** begin **
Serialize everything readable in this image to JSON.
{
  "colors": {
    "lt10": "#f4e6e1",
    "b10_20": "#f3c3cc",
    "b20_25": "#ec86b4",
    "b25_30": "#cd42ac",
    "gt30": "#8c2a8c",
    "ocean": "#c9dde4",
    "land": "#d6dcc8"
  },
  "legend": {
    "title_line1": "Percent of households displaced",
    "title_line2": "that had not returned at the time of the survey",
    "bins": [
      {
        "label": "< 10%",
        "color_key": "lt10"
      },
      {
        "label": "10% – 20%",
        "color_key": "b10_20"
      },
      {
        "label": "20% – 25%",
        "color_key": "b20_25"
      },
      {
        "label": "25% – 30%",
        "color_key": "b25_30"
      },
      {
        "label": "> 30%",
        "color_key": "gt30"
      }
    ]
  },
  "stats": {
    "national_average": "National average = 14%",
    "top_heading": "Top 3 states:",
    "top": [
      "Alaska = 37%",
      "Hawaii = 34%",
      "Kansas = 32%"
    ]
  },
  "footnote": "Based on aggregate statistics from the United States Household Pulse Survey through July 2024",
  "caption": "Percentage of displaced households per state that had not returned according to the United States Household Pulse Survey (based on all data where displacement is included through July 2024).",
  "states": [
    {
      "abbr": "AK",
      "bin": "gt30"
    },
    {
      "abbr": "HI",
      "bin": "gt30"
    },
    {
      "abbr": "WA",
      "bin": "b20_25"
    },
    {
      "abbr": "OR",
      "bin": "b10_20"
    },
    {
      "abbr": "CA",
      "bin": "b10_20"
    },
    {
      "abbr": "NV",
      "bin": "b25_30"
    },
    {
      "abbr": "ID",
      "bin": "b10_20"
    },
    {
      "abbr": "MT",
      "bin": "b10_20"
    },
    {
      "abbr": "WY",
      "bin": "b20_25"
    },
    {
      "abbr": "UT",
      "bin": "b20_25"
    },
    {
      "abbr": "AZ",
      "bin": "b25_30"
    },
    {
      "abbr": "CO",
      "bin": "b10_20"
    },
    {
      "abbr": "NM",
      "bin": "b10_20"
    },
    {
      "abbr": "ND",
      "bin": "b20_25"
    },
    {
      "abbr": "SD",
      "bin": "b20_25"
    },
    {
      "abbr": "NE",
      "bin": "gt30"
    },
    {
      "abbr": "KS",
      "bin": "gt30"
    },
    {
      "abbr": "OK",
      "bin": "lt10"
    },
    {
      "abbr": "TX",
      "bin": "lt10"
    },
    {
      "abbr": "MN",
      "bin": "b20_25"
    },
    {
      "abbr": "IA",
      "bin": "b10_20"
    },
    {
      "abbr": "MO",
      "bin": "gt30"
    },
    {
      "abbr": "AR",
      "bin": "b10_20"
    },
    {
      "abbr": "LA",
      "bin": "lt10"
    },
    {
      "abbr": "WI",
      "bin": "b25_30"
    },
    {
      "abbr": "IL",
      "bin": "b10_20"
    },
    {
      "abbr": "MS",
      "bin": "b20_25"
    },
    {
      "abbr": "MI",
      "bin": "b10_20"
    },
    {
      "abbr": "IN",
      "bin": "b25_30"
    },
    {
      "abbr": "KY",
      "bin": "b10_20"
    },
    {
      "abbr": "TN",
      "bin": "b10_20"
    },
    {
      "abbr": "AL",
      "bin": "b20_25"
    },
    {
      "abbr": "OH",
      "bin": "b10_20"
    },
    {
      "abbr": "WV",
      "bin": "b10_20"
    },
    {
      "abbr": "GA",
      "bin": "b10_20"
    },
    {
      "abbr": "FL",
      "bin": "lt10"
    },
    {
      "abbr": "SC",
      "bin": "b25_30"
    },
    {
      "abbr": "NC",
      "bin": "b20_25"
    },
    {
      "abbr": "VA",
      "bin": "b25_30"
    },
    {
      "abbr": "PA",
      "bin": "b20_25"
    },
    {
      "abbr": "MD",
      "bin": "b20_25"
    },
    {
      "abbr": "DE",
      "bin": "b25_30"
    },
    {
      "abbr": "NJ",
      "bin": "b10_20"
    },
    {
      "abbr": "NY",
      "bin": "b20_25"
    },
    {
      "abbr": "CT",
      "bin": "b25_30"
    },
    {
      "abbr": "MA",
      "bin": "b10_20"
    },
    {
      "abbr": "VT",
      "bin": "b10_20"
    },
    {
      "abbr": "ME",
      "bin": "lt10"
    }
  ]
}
** end **
-- Job --
Gather every line from the entries above where the word "that" appears, and copy them.

-- Response --
    "title_line2": "that had not returned at the time of the survey",
  "caption": "Percentage of displaced households per state that had not returned according to the United States Household Pulse Survey (based on all data where displacement is included through July 2024).",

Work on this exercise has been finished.